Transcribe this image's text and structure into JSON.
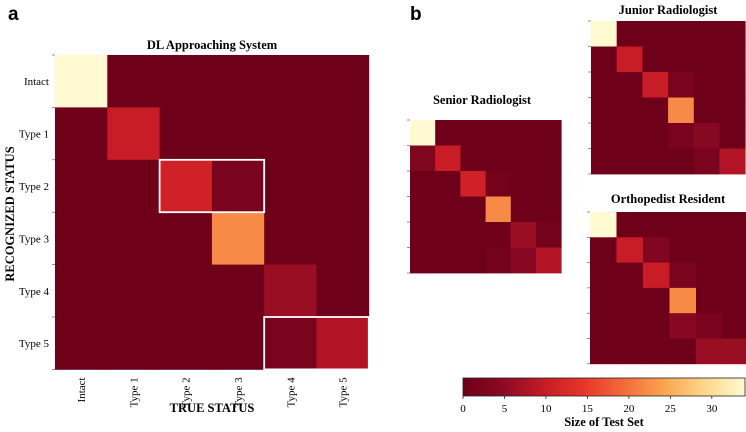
{
  "panel_labels": {
    "a": "a",
    "b": "b"
  },
  "chart_data": [
    {
      "type": "heatmap",
      "id": "dl",
      "title": "DL Approaching System",
      "xlabel": "TRUE STATUS",
      "ylabel": "RECOGNIZED STATUS",
      "x_categories": [
        "Intact",
        "Type 1",
        "Type 2",
        "Type 3",
        "Type 4",
        "Type 5"
      ],
      "y_categories": [
        "Intact",
        "Type 1",
        "Type 2",
        "Type 3",
        "Type 4",
        "Type 5"
      ],
      "values": [
        [
          34,
          0,
          0,
          0,
          0,
          0
        ],
        [
          0,
          10,
          0,
          0,
          0,
          0
        ],
        [
          0,
          0,
          11,
          2,
          0,
          0
        ],
        [
          0,
          0,
          0,
          22,
          0,
          0
        ],
        [
          0,
          0,
          0,
          0,
          6,
          0
        ],
        [
          0,
          0,
          0,
          0,
          2,
          8
        ]
      ],
      "highlight_boxes": [
        {
          "rows": [
            2,
            2
          ],
          "cols": [
            2,
            3
          ]
        },
        {
          "rows": [
            5,
            5
          ],
          "cols": [
            4,
            5
          ]
        }
      ]
    },
    {
      "type": "heatmap",
      "id": "junior",
      "title": "Junior Radiologist",
      "values": [
        [
          34,
          0,
          0,
          0,
          0,
          0
        ],
        [
          0,
          10,
          0,
          0,
          0,
          0
        ],
        [
          0,
          0,
          10,
          2,
          0,
          0
        ],
        [
          0,
          0,
          0,
          22,
          0,
          0
        ],
        [
          0,
          0,
          0,
          2,
          4,
          0
        ],
        [
          0,
          0,
          0,
          0,
          2,
          8
        ]
      ]
    },
    {
      "type": "heatmap",
      "id": "senior",
      "title": "Senior Radiologist",
      "values": [
        [
          34,
          0,
          0,
          0,
          0,
          0
        ],
        [
          3,
          10,
          0,
          0,
          0,
          0
        ],
        [
          0,
          0,
          11,
          1,
          0,
          0
        ],
        [
          0,
          0,
          0,
          22,
          0,
          0
        ],
        [
          0,
          0,
          0,
          0,
          6,
          1
        ],
        [
          0,
          0,
          0,
          1,
          4,
          8
        ]
      ]
    },
    {
      "type": "heatmap",
      "id": "ortho",
      "title": "Orthopedist Resident",
      "values": [
        [
          34,
          0,
          0,
          0,
          0,
          0
        ],
        [
          0,
          10,
          3,
          0,
          0,
          0
        ],
        [
          0,
          0,
          10,
          2,
          0,
          0
        ],
        [
          0,
          0,
          0,
          22,
          0,
          0
        ],
        [
          0,
          0,
          0,
          4,
          2,
          0
        ],
        [
          0,
          0,
          0,
          0,
          6,
          6
        ]
      ]
    },
    {
      "type": "colorbar",
      "id": "colorbar",
      "label": "Size of Test Set",
      "range": [
        0,
        34
      ],
      "ticks": [
        0,
        5,
        10,
        15,
        20,
        25,
        30
      ],
      "colors": [
        "#6e0019",
        "#8c0a24",
        "#c61a26",
        "#e8362a",
        "#f46b3b",
        "#fba551",
        "#fdd78a",
        "#fffad2"
      ]
    }
  ]
}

##############################

Description of the task: Transcribe the listing in full. Omit the pictures and keep every line exact.

Answer to this task:
Transcribe this image's text and structure into JSON.
{
  "panel_labels": {
    "a": "a",
    "b": "b"
  },
  "chart_data": [
    {
      "type": "heatmap",
      "id": "dl",
      "title": "DL Approaching System",
      "xlabel": "TRUE STATUS",
      "ylabel": "RECOGNIZED STATUS",
      "x_categories": [
        "Intact",
        "Type 1",
        "Type 2",
        "Type 3",
        "Type 4",
        "Type 5"
      ],
      "y_categories": [
        "Intact",
        "Type 1",
        "Type 2",
        "Type 3",
        "Type 4",
        "Type 5"
      ],
      "values": [
        [
          34,
          0,
          0,
          0,
          0,
          0
        ],
        [
          0,
          10,
          0,
          0,
          0,
          0
        ],
        [
          0,
          0,
          11,
          2,
          0,
          0
        ],
        [
          0,
          0,
          0,
          22,
          0,
          0
        ],
        [
          0,
          0,
          0,
          0,
          6,
          0
        ],
        [
          0,
          0,
          0,
          0,
          2,
          8
        ]
      ],
      "highlight_boxes": [
        {
          "rows": [
            2,
            2
          ],
          "cols": [
            2,
            3
          ]
        },
        {
          "rows": [
            5,
            5
          ],
          "cols": [
            4,
            5
          ]
        }
      ]
    },
    {
      "type": "heatmap",
      "id": "junior",
      "title": "Junior Radiologist",
      "values": [
        [
          34,
          0,
          0,
          0,
          0,
          0
        ],
        [
          0,
          10,
          0,
          0,
          0,
          0
        ],
        [
          0,
          0,
          10,
          2,
          0,
          0
        ],
        [
          0,
          0,
          0,
          22,
          0,
          0
        ],
        [
          0,
          0,
          0,
          2,
          4,
          0
        ],
        [
          0,
          0,
          0,
          0,
          2,
          8
        ]
      ]
    },
    {
      "type": "heatmap",
      "id": "senior",
      "title": "Senior Radiologist",
      "values": [
        [
          34,
          0,
          0,
          0,
          0,
          0
        ],
        [
          3,
          10,
          0,
          0,
          0,
          0
        ],
        [
          0,
          0,
          11,
          1,
          0,
          0
        ],
        [
          0,
          0,
          0,
          22,
          0,
          0
        ],
        [
          0,
          0,
          0,
          0,
          6,
          1
        ],
        [
          0,
          0,
          0,
          1,
          4,
          8
        ]
      ]
    },
    {
      "type": "heatmap",
      "id": "ortho",
      "title": "Orthopedist Resident",
      "values": [
        [
          34,
          0,
          0,
          0,
          0,
          0
        ],
        [
          0,
          10,
          3,
          0,
          0,
          0
        ],
        [
          0,
          0,
          10,
          2,
          0,
          0
        ],
        [
          0,
          0,
          0,
          22,
          0,
          0
        ],
        [
          0,
          0,
          0,
          4,
          2,
          0
        ],
        [
          0,
          0,
          0,
          0,
          6,
          6
        ]
      ]
    },
    {
      "type": "colorbar",
      "id": "colorbar",
      "label": "Size of Test Set",
      "range": [
        0,
        34
      ],
      "ticks": [
        0,
        5,
        10,
        15,
        20,
        25,
        30
      ],
      "colors": [
        "#6e0019",
        "#8c0a24",
        "#c61a26",
        "#e8362a",
        "#f46b3b",
        "#fba551",
        "#fdd78a",
        "#fffad2"
      ]
    }
  ]
}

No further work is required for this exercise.